[Data excerpts]
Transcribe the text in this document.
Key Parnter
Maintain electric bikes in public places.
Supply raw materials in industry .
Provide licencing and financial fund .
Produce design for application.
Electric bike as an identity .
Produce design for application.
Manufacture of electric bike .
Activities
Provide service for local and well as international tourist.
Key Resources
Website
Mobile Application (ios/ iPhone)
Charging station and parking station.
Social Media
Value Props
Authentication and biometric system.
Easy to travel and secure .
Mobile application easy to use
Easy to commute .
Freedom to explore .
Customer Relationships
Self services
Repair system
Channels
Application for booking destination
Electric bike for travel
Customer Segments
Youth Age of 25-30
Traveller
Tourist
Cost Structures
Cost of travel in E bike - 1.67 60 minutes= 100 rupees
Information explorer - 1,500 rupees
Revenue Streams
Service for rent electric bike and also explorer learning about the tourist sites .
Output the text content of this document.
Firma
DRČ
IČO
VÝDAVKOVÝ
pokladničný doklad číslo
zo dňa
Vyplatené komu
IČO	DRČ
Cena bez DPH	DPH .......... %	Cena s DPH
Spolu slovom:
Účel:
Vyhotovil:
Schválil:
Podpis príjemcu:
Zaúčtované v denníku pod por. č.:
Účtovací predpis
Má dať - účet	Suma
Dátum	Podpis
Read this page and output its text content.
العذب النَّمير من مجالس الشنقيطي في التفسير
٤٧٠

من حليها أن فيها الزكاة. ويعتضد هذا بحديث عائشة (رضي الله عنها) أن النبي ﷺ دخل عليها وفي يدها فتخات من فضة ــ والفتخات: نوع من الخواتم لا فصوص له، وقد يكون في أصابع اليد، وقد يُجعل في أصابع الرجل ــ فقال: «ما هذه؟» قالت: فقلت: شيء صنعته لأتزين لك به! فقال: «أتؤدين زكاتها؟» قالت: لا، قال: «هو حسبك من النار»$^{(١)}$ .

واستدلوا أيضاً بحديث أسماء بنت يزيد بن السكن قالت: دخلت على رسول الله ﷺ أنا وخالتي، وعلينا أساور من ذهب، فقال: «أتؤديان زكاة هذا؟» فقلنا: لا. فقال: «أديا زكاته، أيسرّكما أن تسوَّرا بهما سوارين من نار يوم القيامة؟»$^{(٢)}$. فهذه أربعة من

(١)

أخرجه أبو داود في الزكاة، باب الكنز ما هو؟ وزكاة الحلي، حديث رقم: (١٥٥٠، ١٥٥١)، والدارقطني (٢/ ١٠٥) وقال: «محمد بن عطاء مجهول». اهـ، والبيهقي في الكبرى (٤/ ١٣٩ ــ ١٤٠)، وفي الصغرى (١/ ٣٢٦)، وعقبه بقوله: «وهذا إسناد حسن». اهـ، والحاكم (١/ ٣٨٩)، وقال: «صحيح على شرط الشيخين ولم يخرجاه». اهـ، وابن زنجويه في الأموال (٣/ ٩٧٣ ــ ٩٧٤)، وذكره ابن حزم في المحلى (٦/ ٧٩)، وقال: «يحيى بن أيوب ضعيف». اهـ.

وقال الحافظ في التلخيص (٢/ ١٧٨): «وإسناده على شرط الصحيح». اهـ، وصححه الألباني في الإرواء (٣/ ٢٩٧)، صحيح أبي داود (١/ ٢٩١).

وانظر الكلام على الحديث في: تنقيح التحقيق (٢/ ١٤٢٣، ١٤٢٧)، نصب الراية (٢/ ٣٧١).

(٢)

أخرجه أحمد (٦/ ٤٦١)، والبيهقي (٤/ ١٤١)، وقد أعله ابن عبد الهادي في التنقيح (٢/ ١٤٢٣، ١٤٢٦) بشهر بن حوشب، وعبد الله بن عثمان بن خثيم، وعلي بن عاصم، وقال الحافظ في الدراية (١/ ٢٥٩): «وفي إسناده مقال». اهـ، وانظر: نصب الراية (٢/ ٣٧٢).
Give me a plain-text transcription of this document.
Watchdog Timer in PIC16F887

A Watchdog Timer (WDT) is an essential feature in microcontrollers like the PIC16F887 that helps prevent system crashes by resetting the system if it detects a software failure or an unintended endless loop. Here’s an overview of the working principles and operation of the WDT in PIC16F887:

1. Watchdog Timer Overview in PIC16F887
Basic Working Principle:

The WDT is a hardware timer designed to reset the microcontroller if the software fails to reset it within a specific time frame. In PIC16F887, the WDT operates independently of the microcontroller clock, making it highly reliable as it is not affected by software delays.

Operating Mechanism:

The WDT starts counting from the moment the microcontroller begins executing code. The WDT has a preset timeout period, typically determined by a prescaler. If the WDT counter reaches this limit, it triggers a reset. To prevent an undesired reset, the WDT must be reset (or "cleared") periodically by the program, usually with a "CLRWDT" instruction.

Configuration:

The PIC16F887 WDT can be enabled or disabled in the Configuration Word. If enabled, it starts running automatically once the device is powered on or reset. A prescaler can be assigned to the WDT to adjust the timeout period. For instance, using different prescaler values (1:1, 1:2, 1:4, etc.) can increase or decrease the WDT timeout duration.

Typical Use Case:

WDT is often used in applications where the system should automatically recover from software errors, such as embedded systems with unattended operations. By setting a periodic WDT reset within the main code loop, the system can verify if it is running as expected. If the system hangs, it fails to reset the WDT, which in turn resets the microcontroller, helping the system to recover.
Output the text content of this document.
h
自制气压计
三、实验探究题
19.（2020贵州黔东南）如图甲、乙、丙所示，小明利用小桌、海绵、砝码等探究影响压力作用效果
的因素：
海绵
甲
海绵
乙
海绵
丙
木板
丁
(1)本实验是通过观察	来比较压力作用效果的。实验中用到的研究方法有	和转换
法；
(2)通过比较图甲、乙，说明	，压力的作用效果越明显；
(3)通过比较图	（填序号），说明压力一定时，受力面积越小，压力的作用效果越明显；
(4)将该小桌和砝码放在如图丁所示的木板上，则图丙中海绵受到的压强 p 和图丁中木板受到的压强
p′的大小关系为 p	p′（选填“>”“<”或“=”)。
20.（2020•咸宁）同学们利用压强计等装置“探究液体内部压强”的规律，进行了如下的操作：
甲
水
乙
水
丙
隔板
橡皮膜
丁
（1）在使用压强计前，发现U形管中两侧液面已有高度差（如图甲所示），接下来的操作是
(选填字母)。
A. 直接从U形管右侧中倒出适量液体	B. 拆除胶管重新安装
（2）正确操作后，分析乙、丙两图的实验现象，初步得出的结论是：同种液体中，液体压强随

_EXERCISE AIM:_
Print the records once more, exactly as they were given.

_COMPLETED EXERCISE:_
Transcribe the text in this document.
Key Parnter
Maintain electric bikes in public places.
Supply raw materials in industry .
Provide licencing and financial fund .
Produce design for application.
Electric bike as an identity .
Produce design for application.
Manufacture of electric bike .
Activities
Provide service for local and well as international tourist.
Key Resources
Website
Mobile Application (ios/ iPhone)
Charging station and parking station.
Social Media
Value Props
Authentication and biometric system.
Easy to travel and secure .
Mobile application easy to use
Easy to commute .
Freedom to explore .
Customer Relationships
Self services
Repair system
Channels
Application for booking destination
Electric bike for travel
Customer Segments
Youth Age of 25-30
Traveller
Tourist
Cost Structures
Cost of travel in E bike - 1.67 60 minutes= 100 rupees
Information explorer - 1,500 rupees
Revenue Streams
Service for rent electric bike and also explorer learning about the tourist sites .
Output the text content of this document.
Firma
DRČ
IČO
VÝDAVKOVÝ
pokladničný doklad číslo
zo dňa
Vyplatené komu
IČO	DRČ
Cena bez DPH	DPH .......... %	Cena s DPH
Spolu slovom:
Účel:
Vyhotovil:
Schválil:
Podpis príjemcu:
Zaúčtované v denníku pod por. č.:
Účtovací predpis
Má dať - účet	Suma
Dátum	Podpis
Read this page and output its text content.
العذب النَّمير من مجالس الشنقيطي في التفسير
٤٧٠

من حليها أن فيها الزكاة. ويعتضد هذا بحديث عائشة (رضي الله عنها) أن النبي ﷺ دخل عليها وفي يدها فتخات من فضة ــ والفتخات: نوع من الخواتم لا فصوص له، وقد يكون في أصابع اليد، وقد يُجعل في أصابع الرجل ــ فقال: «ما هذه؟» قالت: فقلت: شيء صنعته لأتزين لك به! فقال: «أتؤدين زكاتها؟» قالت: لا، قال: «هو حسبك من النار»$^{(١)}$ .

واستدلوا أيضاً بحديث أسماء بنت يزيد بن السكن قالت: دخلت على رسول الله ﷺ أنا وخالتي، وعلينا أساور من ذهب، فقال: «أتؤديان زكاة هذا؟» فقلنا: لا. فقال: «أديا زكاته، أيسرّكما أن تسوَّرا بهما سوارين من نار يوم القيامة؟»$^{(٢)}$. فهذه أربعة من

(١)

أخرجه أبو داود في الزكاة، باب الكنز ما هو؟ وزكاة الحلي، حديث رقم: (١٥٥٠، ١٥٥١)، والدارقطني (٢/ ١٠٥) وقال: «محمد بن عطاء مجهول». اهـ، والبيهقي في الكبرى (٤/ ١٣٩ ــ ١٤٠)، وفي الصغرى (١/ ٣٢٦)، وعقبه بقوله: «وهذا إسناد حسن». اهـ، والحاكم (١/ ٣٨٩)، وقال: «صحيح على شرط الشيخين ولم يخرجاه». اهـ، وابن زنجويه في الأموال (٣/ ٩٧٣ ــ ٩٧٤)، وذكره ابن حزم في المحلى (٦/ ٧٩)، وقال: «يحيى بن أيوب ضعيف». اهـ.

وقال الحافظ في التلخيص (٢/ ١٧٨): «وإسناده على شرط الصحيح». اهـ، وصححه الألباني في الإرواء (٣/ ٢٩٧)، صحيح أبي داود (١/ ٢٩١).

وانظر الكلام على الحديث في: تنقيح التحقيق (٢/ ١٤٢٣، ١٤٢٧)، نصب الراية (٢/ ٣٧١).

(٢)

أخرجه أحمد (٦/ ٤٦١)، والبيهقي (٤/ ١٤١)، وقد أعله ابن عبد الهادي في التنقيح (٢/ ١٤٢٣، ١٤٢٦) بشهر بن حوشب، وعبد الله بن عثمان بن خثيم، وعلي بن عاصم، وقال الحافظ في الدراية (١/ ٢٥٩): «وفي إسناده مقال». اهـ، وانظر: نصب الراية (٢/ ٣٧٢).
Give me a plain-text transcription of this document.
Watchdog Timer in PIC16F887

A Watchdog Timer (WDT) is an essential feature in microcontrollers like the PIC16F887 that helps prevent system crashes by resetting the system if it detects a software failure or an unintended endless loop. Here’s an overview of the working principles and operation of the WDT in PIC16F887:

1. Watchdog Timer Overview in PIC16F887
Basic Working Principle:

The WDT is a hardware timer designed to reset the microcontroller if the software fails to reset it within a specific time frame. In PIC16F887, the WDT operates independently of the microcontroller clock, making it highly reliable as it is not affected by software delays.

Operating Mechanism:

The WDT starts counting from the moment the microcontroller begins executing code. The WDT has a preset timeout period, typically determined by a prescaler. If the WDT counter reaches this limit, it triggers a reset. To prevent an undesired reset, the WDT must be reset (or "cleared") periodically by the program, usually with a "CLRWDT" instruction.

Configuration:

The PIC16F887 WDT can be enabled or disabled in the Configuration Word. If enabled, it starts running automatically once the device is powered on or reset. A prescaler can be assigned to the WDT to adjust the timeout period. For instance, using different prescaler values (1:1, 1:2, 1:4, etc.) can increase or decrease the WDT timeout duration.

Typical Use Case:

WDT is often used in applications where the system should automatically recover from software errors, such as embedded systems with unattended operations. By setting a periodic WDT reset within the main code loop, the system can verify if it is running as expected. If the system hangs, it fails to reset the WDT, which in turn resets the microcontroller, helping the system to recover.
Output the text content of this document.
h
自制气压计
三、实验探究题
19.（2020贵州黔东南）如图甲、乙、丙所示，小明利用小桌、海绵、砝码等探究影响压力作用效果
的因素：
海绵
甲
海绵
乙
海绵
丙
木板
丁
(1)本实验是通过观察	来比较压力作用效果的。实验中用到的研究方法有	和转换
法；
(2)通过比较图甲、乙，说明	，压力的作用效果越明显；
(3)通过比较图	（填序号），说明压力一定时，受力面积越小，压力的作用效果越明显；
(4)将该小桌和砝码放在如图丁所示的木板上，则图丙中海绵受到的压强 p 和图丁中木板受到的压强
p′的大小关系为 p	p′（选填“>”“<”或“=”)。
20.（2020•咸宁）同学们利用压强计等装置“探究液体内部压强”的规律，进行了如下的操作：
甲
水
乙
水
丙
隔板
橡皮膜
丁
（1）在使用压强计前，发现U形管中两侧液面已有高度差（如图甲所示），接下来的操作是
(选填字母)。
A. 直接从U形管右侧中倒出适量液体	B. 拆除胶管重新安装
（2）正确操作后，分析乙、丙两图的实验现象，初步得出的结论是：同种液体中，液体压强随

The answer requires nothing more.